## Aim of the exercise
Repeat the whole listing exactly as written.

## Extracted records

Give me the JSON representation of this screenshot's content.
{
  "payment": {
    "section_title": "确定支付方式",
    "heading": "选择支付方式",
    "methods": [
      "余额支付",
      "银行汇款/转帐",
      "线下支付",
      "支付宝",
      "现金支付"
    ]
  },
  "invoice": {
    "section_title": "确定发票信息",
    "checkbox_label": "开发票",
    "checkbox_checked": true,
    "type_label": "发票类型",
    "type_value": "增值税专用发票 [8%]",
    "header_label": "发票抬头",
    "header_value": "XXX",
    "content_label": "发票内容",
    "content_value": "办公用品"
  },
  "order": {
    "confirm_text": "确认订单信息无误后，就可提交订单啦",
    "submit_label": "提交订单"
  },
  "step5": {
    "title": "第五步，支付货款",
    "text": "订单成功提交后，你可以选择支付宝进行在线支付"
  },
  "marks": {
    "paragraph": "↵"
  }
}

## Problem solution
Give me the JSON representation of this screenshot's content.
{
  "payment": {
    "section_title": "确定支付方式",
    "heading": "选择支付方式",
    "methods": [
      "余额支付",
      "银行汇款/转帐",
      "线下支付",
      "支付宝",
      "现金支付"
    ]
  },
  "invoice": {
    "section_title": "确定发票信息",
    "checkbox_label": "开发票",
    "checkbox_checked": true,
    "type_label": "发票类型",
    "type_value": "增值税专用发票 [8%]",
    "header_label": "发票抬头",
    "header_value": "XXX",
    "content_label": "发票内容",
    "content_value": "办公用品"
  },
  "order": {
    "confirm_text": "确认订单信息无误后，就可提交订单啦",
    "submit_label": "提交订单"
  },
  "step5": {
    "title": "第五步，支付货款",
    "text": "订单成功提交后，你可以选择支付宝进行在线支付"
  },
  "marks": {
    "paragraph": "↵"
  }
}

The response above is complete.